#### [Data shown]

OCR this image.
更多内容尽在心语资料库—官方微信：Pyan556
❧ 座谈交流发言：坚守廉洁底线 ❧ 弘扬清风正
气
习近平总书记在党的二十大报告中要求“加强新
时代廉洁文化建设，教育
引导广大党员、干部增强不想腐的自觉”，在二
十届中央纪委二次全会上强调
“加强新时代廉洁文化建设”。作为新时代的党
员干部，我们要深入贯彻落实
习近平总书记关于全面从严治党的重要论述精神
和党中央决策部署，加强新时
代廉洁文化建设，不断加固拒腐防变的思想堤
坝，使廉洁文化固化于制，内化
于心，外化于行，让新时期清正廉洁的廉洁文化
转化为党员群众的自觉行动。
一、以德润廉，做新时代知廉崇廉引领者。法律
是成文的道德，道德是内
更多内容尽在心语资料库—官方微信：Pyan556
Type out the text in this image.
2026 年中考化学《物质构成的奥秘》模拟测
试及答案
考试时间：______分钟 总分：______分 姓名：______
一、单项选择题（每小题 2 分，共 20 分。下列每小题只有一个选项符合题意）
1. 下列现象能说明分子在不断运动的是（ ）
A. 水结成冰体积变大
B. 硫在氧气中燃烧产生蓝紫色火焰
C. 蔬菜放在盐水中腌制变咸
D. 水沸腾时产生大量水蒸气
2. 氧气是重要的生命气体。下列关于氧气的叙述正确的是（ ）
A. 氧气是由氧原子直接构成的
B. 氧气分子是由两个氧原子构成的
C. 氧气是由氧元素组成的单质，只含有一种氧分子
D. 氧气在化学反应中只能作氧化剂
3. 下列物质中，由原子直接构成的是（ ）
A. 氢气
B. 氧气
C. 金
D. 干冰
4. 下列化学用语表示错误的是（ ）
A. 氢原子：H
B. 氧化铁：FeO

#### [Requirement]
Check each line of the entries above for the word "image". List the ones that have it.

#### [Reply]
OCR this image.
Type out the text in this image.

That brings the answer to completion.